Copy each line below in which the string "this" occurs.

>> BEGIN

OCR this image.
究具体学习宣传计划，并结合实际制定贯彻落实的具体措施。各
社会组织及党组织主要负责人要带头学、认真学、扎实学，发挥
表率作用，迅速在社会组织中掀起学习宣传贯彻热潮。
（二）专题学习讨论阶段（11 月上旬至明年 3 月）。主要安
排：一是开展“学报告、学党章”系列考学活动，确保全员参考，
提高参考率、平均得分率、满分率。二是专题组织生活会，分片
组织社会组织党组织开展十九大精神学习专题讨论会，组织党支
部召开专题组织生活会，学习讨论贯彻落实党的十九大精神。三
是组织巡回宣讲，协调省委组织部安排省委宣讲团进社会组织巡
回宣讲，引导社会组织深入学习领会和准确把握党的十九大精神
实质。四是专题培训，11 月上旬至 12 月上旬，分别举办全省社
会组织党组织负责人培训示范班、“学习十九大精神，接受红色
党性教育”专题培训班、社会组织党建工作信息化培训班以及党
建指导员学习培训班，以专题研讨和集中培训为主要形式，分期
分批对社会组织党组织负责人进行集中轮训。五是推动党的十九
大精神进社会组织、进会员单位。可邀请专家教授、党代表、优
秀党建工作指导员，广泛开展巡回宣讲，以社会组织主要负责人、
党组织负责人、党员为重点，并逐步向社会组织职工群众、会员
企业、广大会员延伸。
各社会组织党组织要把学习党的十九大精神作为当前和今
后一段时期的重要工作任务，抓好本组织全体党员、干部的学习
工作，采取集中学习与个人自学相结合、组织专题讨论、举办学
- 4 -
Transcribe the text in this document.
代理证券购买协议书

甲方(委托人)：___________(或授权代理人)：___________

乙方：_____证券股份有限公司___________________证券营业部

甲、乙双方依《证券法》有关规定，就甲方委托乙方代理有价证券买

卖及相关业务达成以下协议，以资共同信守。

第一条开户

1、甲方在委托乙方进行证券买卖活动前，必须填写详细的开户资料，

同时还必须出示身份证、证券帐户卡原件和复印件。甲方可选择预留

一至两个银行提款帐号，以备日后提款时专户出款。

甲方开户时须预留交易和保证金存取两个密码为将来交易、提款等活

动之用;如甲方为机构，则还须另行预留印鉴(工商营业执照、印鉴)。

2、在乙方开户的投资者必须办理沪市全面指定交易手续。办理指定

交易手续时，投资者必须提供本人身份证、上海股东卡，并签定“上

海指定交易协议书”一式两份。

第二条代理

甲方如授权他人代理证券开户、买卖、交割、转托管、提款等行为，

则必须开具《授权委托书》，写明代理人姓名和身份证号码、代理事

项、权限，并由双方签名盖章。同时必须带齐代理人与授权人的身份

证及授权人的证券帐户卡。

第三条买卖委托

>> END

(OUTPUT OF THE TASK):
OCR this image.
Transcribe the text in this document.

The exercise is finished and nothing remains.